◆ **Task statement**
Return, word for word, every line that follows.

◆ **Materials provided**
************

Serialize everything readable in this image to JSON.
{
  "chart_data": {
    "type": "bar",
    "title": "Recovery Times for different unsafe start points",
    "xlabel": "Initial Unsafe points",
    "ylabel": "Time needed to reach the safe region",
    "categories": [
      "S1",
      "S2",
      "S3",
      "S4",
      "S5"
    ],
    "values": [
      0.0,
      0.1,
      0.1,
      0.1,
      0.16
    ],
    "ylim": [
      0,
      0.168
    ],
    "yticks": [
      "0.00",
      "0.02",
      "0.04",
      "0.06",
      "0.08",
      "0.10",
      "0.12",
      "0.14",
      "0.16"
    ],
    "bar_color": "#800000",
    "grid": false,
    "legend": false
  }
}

************

◆ **Problem solution**
Serialize everything readable in this image to JSON.
{
  "chart_data": {
    "type": "bar",
    "title": "Recovery Times for different unsafe start points",
    "xlabel": "Initial Unsafe points",
    "ylabel": "Time needed to reach the safe region",
    "categories": [
      "S1",
      "S2",
      "S3",
      "S4",
      "S5"
    ],
    "values": [
      0.0,
      0.1,
      0.1,
      0.1,
      0.16
    ],
    "ylim": [
      0,
      0.168
    ],
    "yticks": [
      "0.00",
      "0.02",
      "0.04",
      "0.06",
      "0.08",
      "0.10",
      "0.12",
      "0.14",
      "0.16"
    ],
    "bar_color": "#800000",
    "grid": false,
    "legend": false
  }
}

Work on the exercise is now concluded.